* [Extracted data]

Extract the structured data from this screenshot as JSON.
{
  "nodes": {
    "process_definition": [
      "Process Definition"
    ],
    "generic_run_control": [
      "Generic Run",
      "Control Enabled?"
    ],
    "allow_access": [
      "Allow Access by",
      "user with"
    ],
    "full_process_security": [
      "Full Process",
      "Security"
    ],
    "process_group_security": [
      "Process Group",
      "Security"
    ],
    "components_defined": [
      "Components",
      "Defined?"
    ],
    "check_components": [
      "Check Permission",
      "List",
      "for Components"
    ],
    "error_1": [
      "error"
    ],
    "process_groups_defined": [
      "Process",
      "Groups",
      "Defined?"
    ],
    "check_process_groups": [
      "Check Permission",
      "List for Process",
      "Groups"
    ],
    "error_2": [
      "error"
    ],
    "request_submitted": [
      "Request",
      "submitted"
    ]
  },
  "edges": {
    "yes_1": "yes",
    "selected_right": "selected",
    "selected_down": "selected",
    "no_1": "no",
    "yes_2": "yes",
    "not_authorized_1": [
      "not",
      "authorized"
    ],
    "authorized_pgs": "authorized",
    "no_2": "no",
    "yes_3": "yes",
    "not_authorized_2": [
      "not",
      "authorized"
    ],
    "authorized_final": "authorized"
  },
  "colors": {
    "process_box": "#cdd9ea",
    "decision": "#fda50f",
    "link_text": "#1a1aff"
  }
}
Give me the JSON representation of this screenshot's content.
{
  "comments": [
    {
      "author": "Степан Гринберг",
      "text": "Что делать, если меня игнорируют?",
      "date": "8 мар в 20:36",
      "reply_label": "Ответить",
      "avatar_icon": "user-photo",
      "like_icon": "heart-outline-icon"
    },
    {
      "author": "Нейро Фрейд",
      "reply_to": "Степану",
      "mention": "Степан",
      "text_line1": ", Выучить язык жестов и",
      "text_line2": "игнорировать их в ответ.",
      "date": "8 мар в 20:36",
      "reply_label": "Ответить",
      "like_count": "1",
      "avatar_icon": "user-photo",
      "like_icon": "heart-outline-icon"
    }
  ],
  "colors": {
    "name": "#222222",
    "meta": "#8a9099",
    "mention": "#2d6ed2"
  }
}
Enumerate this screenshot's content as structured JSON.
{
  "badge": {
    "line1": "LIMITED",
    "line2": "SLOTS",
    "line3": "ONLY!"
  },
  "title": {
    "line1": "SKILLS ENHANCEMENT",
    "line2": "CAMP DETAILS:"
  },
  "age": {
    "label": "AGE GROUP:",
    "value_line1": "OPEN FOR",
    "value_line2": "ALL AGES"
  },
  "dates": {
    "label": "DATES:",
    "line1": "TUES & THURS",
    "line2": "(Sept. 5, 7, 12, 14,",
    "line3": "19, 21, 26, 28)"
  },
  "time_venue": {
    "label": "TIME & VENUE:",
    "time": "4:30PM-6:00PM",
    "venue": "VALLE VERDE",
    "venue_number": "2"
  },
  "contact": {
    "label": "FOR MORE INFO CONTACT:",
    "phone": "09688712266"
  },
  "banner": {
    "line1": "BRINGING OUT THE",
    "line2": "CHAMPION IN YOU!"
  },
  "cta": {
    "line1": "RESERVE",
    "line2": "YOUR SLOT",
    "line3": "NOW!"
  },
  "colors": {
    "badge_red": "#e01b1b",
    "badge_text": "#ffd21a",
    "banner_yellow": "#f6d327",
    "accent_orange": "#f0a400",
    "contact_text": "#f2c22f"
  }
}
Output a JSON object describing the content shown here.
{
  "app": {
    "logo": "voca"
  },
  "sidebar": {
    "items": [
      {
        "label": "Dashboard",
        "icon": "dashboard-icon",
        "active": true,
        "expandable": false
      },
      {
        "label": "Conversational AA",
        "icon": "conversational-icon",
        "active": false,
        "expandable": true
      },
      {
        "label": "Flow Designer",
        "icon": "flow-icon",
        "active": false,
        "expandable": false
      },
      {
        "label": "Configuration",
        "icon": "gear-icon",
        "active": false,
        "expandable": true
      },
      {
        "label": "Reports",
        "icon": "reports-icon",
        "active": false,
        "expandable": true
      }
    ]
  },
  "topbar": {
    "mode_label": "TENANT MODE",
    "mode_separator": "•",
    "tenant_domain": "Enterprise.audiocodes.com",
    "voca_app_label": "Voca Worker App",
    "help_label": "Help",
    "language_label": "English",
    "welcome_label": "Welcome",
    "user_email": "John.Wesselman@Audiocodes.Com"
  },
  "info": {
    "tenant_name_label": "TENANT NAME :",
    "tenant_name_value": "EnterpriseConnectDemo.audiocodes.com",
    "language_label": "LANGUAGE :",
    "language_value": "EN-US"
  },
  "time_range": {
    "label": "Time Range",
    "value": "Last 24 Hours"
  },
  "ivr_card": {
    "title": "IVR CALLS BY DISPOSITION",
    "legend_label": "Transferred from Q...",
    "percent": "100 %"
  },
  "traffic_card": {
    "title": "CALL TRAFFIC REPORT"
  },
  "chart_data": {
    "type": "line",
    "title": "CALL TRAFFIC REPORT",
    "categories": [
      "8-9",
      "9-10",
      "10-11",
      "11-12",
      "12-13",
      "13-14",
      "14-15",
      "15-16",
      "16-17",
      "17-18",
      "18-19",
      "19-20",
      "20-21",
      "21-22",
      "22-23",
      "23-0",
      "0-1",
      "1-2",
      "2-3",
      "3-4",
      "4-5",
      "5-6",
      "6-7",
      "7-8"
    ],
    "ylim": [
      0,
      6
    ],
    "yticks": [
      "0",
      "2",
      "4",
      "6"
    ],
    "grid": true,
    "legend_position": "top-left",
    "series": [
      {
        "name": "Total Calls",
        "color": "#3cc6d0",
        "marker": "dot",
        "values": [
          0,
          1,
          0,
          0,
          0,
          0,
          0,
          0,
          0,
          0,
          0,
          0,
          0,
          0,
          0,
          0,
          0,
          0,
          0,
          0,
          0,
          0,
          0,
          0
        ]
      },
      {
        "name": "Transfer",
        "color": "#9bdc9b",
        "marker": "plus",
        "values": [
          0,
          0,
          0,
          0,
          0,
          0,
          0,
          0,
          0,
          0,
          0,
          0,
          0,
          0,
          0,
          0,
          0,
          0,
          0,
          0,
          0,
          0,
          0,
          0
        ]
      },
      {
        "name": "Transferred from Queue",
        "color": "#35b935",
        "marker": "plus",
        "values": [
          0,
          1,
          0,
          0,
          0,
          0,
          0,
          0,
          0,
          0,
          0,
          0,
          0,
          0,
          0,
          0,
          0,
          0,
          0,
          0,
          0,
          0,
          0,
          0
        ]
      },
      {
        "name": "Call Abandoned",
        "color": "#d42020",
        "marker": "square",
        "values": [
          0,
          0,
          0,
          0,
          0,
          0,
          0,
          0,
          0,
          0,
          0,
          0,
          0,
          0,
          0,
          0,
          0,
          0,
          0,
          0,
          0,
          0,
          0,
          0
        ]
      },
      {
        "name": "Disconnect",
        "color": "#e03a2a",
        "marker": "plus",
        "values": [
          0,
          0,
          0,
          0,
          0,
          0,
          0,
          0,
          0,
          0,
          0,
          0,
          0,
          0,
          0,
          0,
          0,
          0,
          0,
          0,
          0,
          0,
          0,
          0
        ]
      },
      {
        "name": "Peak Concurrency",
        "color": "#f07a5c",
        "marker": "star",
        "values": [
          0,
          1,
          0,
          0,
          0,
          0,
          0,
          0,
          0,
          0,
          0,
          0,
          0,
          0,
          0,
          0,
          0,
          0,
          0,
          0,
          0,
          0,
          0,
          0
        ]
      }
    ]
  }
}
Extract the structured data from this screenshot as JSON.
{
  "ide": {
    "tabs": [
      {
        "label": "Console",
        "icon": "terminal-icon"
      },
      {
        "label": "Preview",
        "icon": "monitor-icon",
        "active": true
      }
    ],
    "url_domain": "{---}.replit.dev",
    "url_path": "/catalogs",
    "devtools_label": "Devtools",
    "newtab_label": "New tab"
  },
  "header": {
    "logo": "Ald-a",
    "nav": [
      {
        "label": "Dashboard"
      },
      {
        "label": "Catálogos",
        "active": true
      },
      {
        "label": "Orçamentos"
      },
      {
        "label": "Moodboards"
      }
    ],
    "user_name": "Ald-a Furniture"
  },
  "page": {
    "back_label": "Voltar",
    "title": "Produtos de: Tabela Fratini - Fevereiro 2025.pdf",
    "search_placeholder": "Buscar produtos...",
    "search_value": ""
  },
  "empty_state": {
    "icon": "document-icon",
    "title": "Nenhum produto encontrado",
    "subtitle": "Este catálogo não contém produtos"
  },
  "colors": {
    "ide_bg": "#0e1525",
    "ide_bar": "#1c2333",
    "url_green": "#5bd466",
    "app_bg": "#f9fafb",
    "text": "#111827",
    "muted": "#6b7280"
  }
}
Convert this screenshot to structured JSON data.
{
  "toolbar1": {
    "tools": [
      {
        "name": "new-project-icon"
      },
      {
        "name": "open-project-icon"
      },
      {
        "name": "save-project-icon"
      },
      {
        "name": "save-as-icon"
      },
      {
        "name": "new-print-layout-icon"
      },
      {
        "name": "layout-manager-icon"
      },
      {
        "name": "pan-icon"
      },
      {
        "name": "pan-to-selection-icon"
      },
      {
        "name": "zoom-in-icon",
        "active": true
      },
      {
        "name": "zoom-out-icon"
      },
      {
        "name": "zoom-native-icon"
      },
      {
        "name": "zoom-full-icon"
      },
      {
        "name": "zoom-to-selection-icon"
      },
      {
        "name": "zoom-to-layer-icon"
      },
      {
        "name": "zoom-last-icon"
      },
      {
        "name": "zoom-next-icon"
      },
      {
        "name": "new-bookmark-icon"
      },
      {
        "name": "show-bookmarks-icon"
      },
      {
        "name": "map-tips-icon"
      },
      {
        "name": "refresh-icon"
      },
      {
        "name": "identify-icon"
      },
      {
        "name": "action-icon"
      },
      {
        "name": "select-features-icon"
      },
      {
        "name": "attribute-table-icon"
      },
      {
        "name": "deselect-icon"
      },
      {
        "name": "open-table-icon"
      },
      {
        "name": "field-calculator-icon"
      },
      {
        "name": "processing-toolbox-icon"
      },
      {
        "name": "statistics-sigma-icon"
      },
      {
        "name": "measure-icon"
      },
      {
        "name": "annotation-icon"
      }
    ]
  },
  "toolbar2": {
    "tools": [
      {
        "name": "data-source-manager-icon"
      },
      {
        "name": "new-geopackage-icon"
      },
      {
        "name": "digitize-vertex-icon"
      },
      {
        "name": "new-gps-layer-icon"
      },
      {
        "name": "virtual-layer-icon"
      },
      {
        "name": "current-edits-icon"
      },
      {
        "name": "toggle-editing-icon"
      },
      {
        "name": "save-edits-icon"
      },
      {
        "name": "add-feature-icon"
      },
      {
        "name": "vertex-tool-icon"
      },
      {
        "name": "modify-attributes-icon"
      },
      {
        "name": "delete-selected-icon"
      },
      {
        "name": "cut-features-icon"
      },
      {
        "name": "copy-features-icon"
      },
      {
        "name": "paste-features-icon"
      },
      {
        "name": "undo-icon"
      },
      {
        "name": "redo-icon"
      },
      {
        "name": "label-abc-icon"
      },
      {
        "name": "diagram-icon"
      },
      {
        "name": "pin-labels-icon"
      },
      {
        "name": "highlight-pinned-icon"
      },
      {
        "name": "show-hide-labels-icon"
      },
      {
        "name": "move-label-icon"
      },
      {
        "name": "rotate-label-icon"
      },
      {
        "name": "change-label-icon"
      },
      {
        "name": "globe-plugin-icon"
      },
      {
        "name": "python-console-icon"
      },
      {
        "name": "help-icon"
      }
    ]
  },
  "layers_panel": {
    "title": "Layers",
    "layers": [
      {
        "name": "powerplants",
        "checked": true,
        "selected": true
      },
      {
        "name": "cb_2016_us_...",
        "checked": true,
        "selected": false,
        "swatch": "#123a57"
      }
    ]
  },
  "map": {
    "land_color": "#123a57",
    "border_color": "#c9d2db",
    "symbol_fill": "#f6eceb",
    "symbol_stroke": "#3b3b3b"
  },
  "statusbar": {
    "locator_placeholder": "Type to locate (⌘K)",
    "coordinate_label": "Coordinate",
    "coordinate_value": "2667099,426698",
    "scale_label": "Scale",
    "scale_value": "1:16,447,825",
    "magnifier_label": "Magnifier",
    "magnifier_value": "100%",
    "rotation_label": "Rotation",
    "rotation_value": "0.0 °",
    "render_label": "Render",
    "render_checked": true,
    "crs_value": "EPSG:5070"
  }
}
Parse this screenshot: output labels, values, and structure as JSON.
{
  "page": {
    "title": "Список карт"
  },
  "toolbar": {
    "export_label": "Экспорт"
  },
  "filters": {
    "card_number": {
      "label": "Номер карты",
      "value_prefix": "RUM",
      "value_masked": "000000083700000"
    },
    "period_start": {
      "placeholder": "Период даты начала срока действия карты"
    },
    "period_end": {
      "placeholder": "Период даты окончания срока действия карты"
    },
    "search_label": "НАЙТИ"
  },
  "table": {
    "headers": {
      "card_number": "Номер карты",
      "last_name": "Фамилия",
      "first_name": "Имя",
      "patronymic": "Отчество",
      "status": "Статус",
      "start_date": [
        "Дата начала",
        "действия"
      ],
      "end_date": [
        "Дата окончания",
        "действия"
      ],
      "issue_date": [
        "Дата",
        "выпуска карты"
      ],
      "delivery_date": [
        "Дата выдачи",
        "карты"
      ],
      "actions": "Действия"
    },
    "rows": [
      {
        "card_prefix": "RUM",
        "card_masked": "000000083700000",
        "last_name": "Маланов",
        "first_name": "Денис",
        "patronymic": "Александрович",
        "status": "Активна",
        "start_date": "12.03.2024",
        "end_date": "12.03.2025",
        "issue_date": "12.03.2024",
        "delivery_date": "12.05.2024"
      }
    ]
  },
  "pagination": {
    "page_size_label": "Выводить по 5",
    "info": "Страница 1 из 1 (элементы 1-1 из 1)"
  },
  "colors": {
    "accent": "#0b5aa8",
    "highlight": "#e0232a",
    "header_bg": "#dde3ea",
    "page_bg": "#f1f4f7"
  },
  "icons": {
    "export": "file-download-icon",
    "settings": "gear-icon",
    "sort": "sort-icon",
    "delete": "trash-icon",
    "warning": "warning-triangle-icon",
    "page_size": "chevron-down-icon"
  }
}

* [Given instruction]
Copy every line from the records above that contains the word "Transferred".

* [In response]
    "legend_label": "Transferred from Q...",
        "name": "Transferred from Queue",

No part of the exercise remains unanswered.